** Start of DATASET EXTRACT **

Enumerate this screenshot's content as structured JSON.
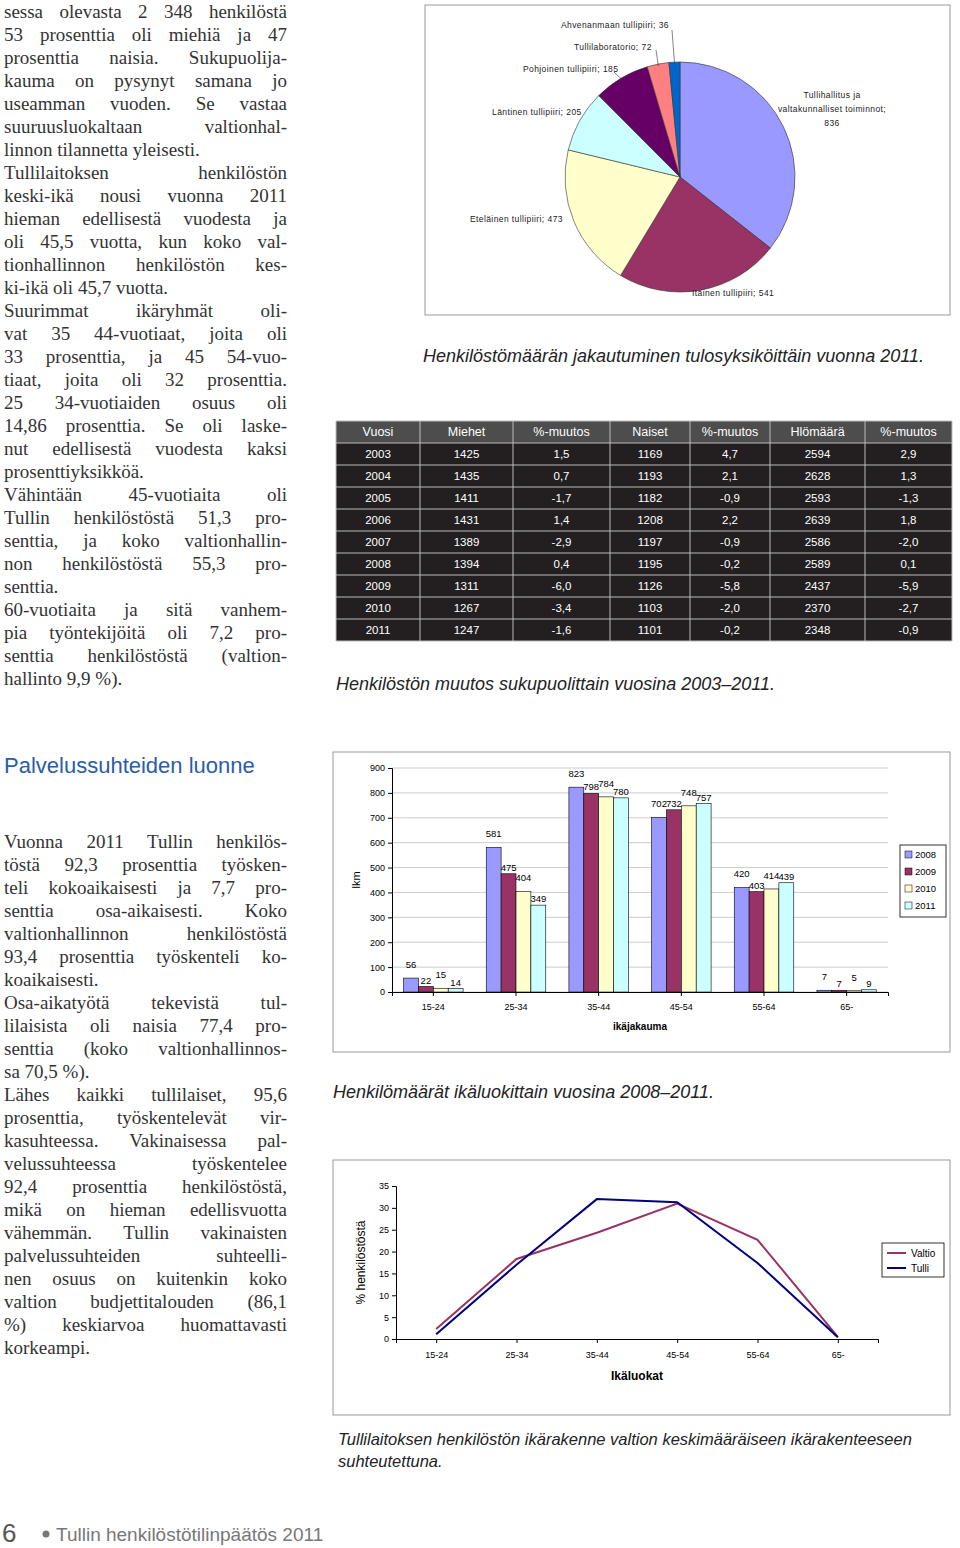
{
  "document": {
    "column_top": [
      [
        "sessa olevasta 2 348 henkilöstä",
        "53 prosenttia oli miehiä ja 47",
        "prosenttia naisia. Sukupuolija-",
        "kauma on pysynyt samana jo",
        "useamman vuoden. Se vastaa",
        "suuruusluokaltaan valtionhal-",
        "linnon tilannetta yleisesti."
      ],
      [
        "Tullilaitoksen henkilöstön",
        "keski-ikä nousi vuonna 2011",
        "hieman edellisestä vuodesta ja",
        "oli 45,5 vuotta, kun koko val-",
        "tionhallinnon henkilöstön kes-",
        "ki-ikä oli 45,7 vuotta."
      ],
      [
        "Suurimmat ikäryhmät oli-",
        "vat 35 44-vuotiaat, joita oli",
        "33 prosenttia, ja 45 54-vuo-",
        "tiaat, joita oli 32 prosenttia.",
        "25 34-vuotiaiden osuus oli",
        "14,86 prosenttia. Se oli laske-",
        "nut edellisestä vuodesta kaksi",
        "prosenttiyksikköä."
      ],
      [
        "Vähintään 45-vuotiaita oli",
        "Tullin henkilöstöstä 51,3 pro-",
        "senttia, ja koko valtionhallin-",
        "non henkilöstöstä 55,3 pro-",
        "senttia."
      ],
      [
        "60-vuotiaita ja sitä vanhem-",
        "pia työntekijöitä oli 7,2 pro-",
        "senttia henkilöstöstä (valtion-",
        "hallinto 9,9 %)."
      ]
    ],
    "section_heading": "Palvelussuhteiden luonne",
    "column_bottom": [
      [
        "Vuonna 2011 Tullin henkilös-",
        "töstä 92,3 prosenttia työsken-",
        "teli kokoaikaisesti ja 7,7 pro-",
        "senttia osa-aikaisesti. Koko",
        "valtionhallinnon henkilöstöstä",
        "93,4 prosenttia työskenteli ko-",
        "koaikaisesti."
      ],
      [
        "Osa-aikatyötä tekevistä tul-",
        "lilaisista oli naisia 77,4 pro-",
        "senttia (koko valtionhallinnos-",
        "sa 70,5 %)."
      ],
      [
        "Lähes kaikki tullilaiset, 95,6",
        "prosenttia, työskentelevät vir-",
        "kasuhteessa. Vakinaisessa pal-",
        "velussuhteessa työskentelee",
        "92,4 prosenttia henkilöstöstä,",
        "mikä on hieman edellisvuotta",
        "vähemmän. Tullin vakinaisten",
        "palvelussuhteiden suhteelli-",
        "nen osuus on kuitenkin koko",
        "valtion budjettitalouden (86,1",
        "%) keskiarvoa huomattavasti",
        "korkeampi."
      ]
    ],
    "footer": {
      "page": "6",
      "title": "Tullin henkilöstötilinpäätös 2011"
    }
  },
  "table": {
    "title": "Henkilöstön muutos sukupuolittain vuosina 2003–2011.",
    "header": [
      "Vuosi",
      "Miehet",
      "%-muutos",
      "Naiset",
      "%-muutos",
      "Hlömäärä",
      "%-muutos"
    ],
    "rows": [
      [
        "2003",
        "1425",
        "1,5",
        "1169",
        "4,7",
        "2594",
        "2,9"
      ],
      [
        "2004",
        "1435",
        "0,7",
        "1193",
        "2,1",
        "2628",
        "1,3"
      ],
      [
        "2005",
        "1411",
        "-1,7",
        "1182",
        "-0,9",
        "2593",
        "-1,3"
      ],
      [
        "2006",
        "1431",
        "1,4",
        "1208",
        "2,2",
        "2639",
        "1,8"
      ],
      [
        "2007",
        "1389",
        "-2,9",
        "1197",
        "-0,9",
        "2586",
        "-2,0"
      ],
      [
        "2008",
        "1394",
        "0,4",
        "1195",
        "-0,2",
        "2589",
        "0,1"
      ],
      [
        "2009",
        "1311",
        "-6,0",
        "1126",
        "-5,8",
        "2437",
        "-5,9"
      ],
      [
        "2010",
        "1267",
        "-3,4",
        "1103",
        "-2,0",
        "2370",
        "-2,7"
      ],
      [
        "2011",
        "1247",
        "-1,6",
        "1101",
        "-0,2",
        "2348",
        "-0,9"
      ]
    ]
  },
  "chart_data": [
    {
      "type": "pie",
      "title": "Henkilöstömäärän jakautuminen tulosyksiköittäin vuonna 2011.",
      "categories": [
        "Tullihallitus ja valtakunnalliset toiminnot;",
        "Itäinen tullipiiri;",
        "Eteläinen tullipiiri;",
        "Läntinen tullipiiri;",
        "Pohjoinen tullipiiri;",
        "Tullilaboratorio;",
        "Ahvenanmaan tullipiiri;"
      ],
      "values": [
        836,
        541,
        473,
        205,
        185,
        72,
        36
      ],
      "colors": [
        "#9999ff",
        "#993366",
        "#ffffcc",
        "#ccffff",
        "#660066",
        "#ff8080",
        "#0066cc"
      ],
      "data_labels": true
    },
    {
      "type": "bar",
      "title": "Henkilömäärät ikäluokittain vuosina 2008–2011.",
      "x_label": "ikäjakauma",
      "y_label": "lkm",
      "categories": [
        "15-24",
        "25-34",
        "35-44",
        "45-54",
        "55-64",
        "65-"
      ],
      "series": [
        {
          "name": "2008",
          "color": "#9999ff",
          "values": [
            56,
            581,
            823,
            702,
            420,
            7
          ]
        },
        {
          "name": "2009",
          "color": "#993366",
          "values": [
            22,
            475,
            798,
            732,
            403,
            7
          ]
        },
        {
          "name": "2010",
          "color": "#ffffcc",
          "values": [
            15,
            404,
            784,
            748,
            414,
            5
          ]
        },
        {
          "name": "2011",
          "color": "#ccffff",
          "values": [
            14,
            349,
            780,
            757,
            439,
            9
          ]
        }
      ],
      "ylim": [
        0,
        900
      ],
      "yticks": [
        0,
        100,
        200,
        300,
        400,
        500,
        600,
        700,
        800,
        900
      ],
      "grid": true,
      "legend": "right",
      "data_labels": true
    },
    {
      "type": "line",
      "title": "Tullilaitoksen henkilöstön ikärakenne valtion keskimääräiseen ikärakenteeseen suhteutettuna.",
      "x_label": "Ikäluokat",
      "y_label": "% henkilöstöstä",
      "categories": [
        "15-24",
        "25-34",
        "35-44",
        "45-54",
        "55-64",
        "65-"
      ],
      "series": [
        {
          "name": "Valtio",
          "color": "#993366",
          "values": [
            2.3,
            18.3,
            24.3,
            31,
            22.7,
            0.5
          ]
        },
        {
          "name": "Tulli",
          "color": "#000080",
          "values": [
            1.1,
            17,
            32,
            31.3,
            17.4,
            0.4
          ]
        }
      ],
      "ylim": [
        0,
        35
      ],
      "yticks": [
        0,
        5,
        10,
        15,
        20,
        25,
        30,
        35
      ],
      "legend": "right"
    }
  ]
}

** End of DATASET EXTRACT **

* **STATED EXERCISE**: Every line of the data above should be quoted exactly. Omit the pictures.

* **WORKED SOLUTION**:
Enumerate this screenshot's content as structured JSON.
{
  "document": {
    "column_top": [
      [
        "sessa olevasta 2 348 henkilöstä",
        "53 prosenttia oli miehiä ja 47",
        "prosenttia naisia. Sukupuolija-",
        "kauma on pysynyt samana jo",
        "useamman vuoden. Se vastaa",
        "suuruusluokaltaan valtionhal-",
        "linnon tilannetta yleisesti."
      ],
      [
        "Tullilaitoksen henkilöstön",
        "keski-ikä nousi vuonna 2011",
        "hieman edellisestä vuodesta ja",
        "oli 45,5 vuotta, kun koko val-",
        "tionhallinnon henkilöstön kes-",
        "ki-ikä oli 45,7 vuotta."
      ],
      [
        "Suurimmat ikäryhmät oli-",
        "vat 35 44-vuotiaat, joita oli",
        "33 prosenttia, ja 45 54-vuo-",
        "tiaat, joita oli 32 prosenttia.",
        "25 34-vuotiaiden osuus oli",
        "14,86 prosenttia. Se oli laske-",
        "nut edellisestä vuodesta kaksi",
        "prosenttiyksikköä."
      ],
      [
        "Vähintään 45-vuotiaita oli",
        "Tullin henkilöstöstä 51,3 pro-",
        "senttia, ja koko valtionhallin-",
        "non henkilöstöstä 55,3 pro-",
        "senttia."
      ],
      [
        "60-vuotiaita ja sitä vanhem-",
        "pia työntekijöitä oli 7,2 pro-",
        "senttia henkilöstöstä (valtion-",
        "hallinto 9,9 %)."
      ]
    ],
    "section_heading": "Palvelussuhteiden luonne",
    "column_bottom": [
      [
        "Vuonna 2011 Tullin henkilös-",
        "töstä 92,3 prosenttia työsken-",
        "teli kokoaikaisesti ja 7,7 pro-",
        "senttia osa-aikaisesti. Koko",
        "valtionhallinnon henkilöstöstä",
        "93,4 prosenttia työskenteli ko-",
        "koaikaisesti."
      ],
      [
        "Osa-aikatyötä tekevistä tul-",
        "lilaisista oli naisia 77,4 pro-",
        "senttia (koko valtionhallinnos-",
        "sa 70,5 %)."
      ],
      [
        "Lähes kaikki tullilaiset, 95,6",
        "prosenttia, työskentelevät vir-",
        "kasuhteessa. Vakinaisessa pal-",
        "velussuhteessa työskentelee",
        "92,4 prosenttia henkilöstöstä,",
        "mikä on hieman edellisvuotta",
        "vähemmän. Tullin vakinaisten",
        "palvelussuhteiden suhteelli-",
        "nen osuus on kuitenkin koko",
        "valtion budjettitalouden (86,1",
        "%) keskiarvoa huomattavasti",
        "korkeampi."
      ]
    ],
    "footer": {
      "page": "6",
      "title": "Tullin henkilöstötilinpäätös 2011"
    }
  },
  "table": {
    "title": "Henkilöstön muutos sukupuolittain vuosina 2003–2011.",
    "header": [
      "Vuosi",
      "Miehet",
      "%-muutos",
      "Naiset",
      "%-muutos",
      "Hlömäärä",
      "%-muutos"
    ],
    "rows": [
      [
        "2003",
        "1425",
        "1,5",
        "1169",
        "4,7",
        "2594",
        "2,9"
      ],
      [
        "2004",
        "1435",
        "0,7",
        "1193",
        "2,1",
        "2628",
        "1,3"
      ],
      [
        "2005",
        "1411",
        "-1,7",
        "1182",
        "-0,9",
        "2593",
        "-1,3"
      ],
      [
        "2006",
        "1431",
        "1,4",
        "1208",
        "2,2",
        "2639",
        "1,8"
      ],
      [
        "2007",
        "1389",
        "-2,9",
        "1197",
        "-0,9",
        "2586",
        "-2,0"
      ],
      [
        "2008",
        "1394",
        "0,4",
        "1195",
        "-0,2",
        "2589",
        "0,1"
      ],
      [
        "2009",
        "1311",
        "-6,0",
        "1126",
        "-5,8",
        "2437",
        "-5,9"
      ],
      [
        "2010",
        "1267",
        "-3,4",
        "1103",
        "-2,0",
        "2370",
        "-2,7"
      ],
      [
        "2011",
        "1247",
        "-1,6",
        "1101",
        "-0,2",
        "2348",
        "-0,9"
      ]
    ]
  },
  "chart_data": [
    {
      "type": "pie",
      "title": "Henkilöstömäärän jakautuminen tulosyksiköittäin vuonna 2011.",
      "categories": [
        "Tullihallitus ja valtakunnalliset toiminnot;",
        "Itäinen tullipiiri;",
        "Eteläinen tullipiiri;",
        "Läntinen tullipiiri;",
        "Pohjoinen tullipiiri;",
        "Tullilaboratorio;",
        "Ahvenanmaan tullipiiri;"
      ],
      "values": [
        836,
        541,
        473,
        205,
        185,
        72,
        36
      ],
      "colors": [
        "#9999ff",
        "#993366",
        "#ffffcc",
        "#ccffff",
        "#660066",
        "#ff8080",
        "#0066cc"
      ],
      "data_labels": true
    },
    {
      "type": "bar",
      "title": "Henkilömäärät ikäluokittain vuosina 2008–2011.",
      "x_label": "ikäjakauma",
      "y_label": "lkm",
      "categories": [
        "15-24",
        "25-34",
        "35-44",
        "45-54",
        "55-64",
        "65-"
      ],
      "series": [
        {
          "name": "2008",
          "color": "#9999ff",
          "values": [
            56,
            581,
            823,
            702,
            420,
            7
          ]
        },
        {
          "name": "2009",
          "color": "#993366",
          "values": [
            22,
            475,
            798,
            732,
            403,
            7
          ]
        },
        {
          "name": "2010",
          "color": "#ffffcc",
          "values": [
            15,
            404,
            784,
            748,
            414,
            5
          ]
        },
        {
          "name": "2011",
          "color": "#ccffff",
          "values": [
            14,
            349,
            780,
            757,
            439,
            9
          ]
        }
      ],
      "ylim": [
        0,
        900
      ],
      "yticks": [
        0,
        100,
        200,
        300,
        400,
        500,
        600,
        700,
        800,
        900
      ],
      "grid": true,
      "legend": "right",
      "data_labels": true
    },
    {
      "type": "line",
      "title": "Tullilaitoksen henkilöstön ikärakenne valtion keskimääräiseen ikärakenteeseen suhteutettuna.",
      "x_label": "Ikäluokat",
      "y_label": "% henkilöstöstä",
      "categories": [
        "15-24",
        "25-34",
        "35-44",
        "45-54",
        "55-64",
        "65-"
      ],
      "series": [
        {
          "name": "Valtio",
          "color": "#993366",
          "values": [
            2.3,
            18.3,
            24.3,
            31,
            22.7,
            0.5
          ]
        },
        {
          "name": "Tulli",
          "color": "#000080",
          "values": [
            1.1,
            17,
            32,
            31.3,
            17.4,
            0.4
          ]
        }
      ],
      "ylim": [
        0,
        35
      ],
      "yticks": [
        0,
        5,
        10,
        15,
        20,
        25,
        30,
        35
      ],
      "legend": "right"
    }
  ]
}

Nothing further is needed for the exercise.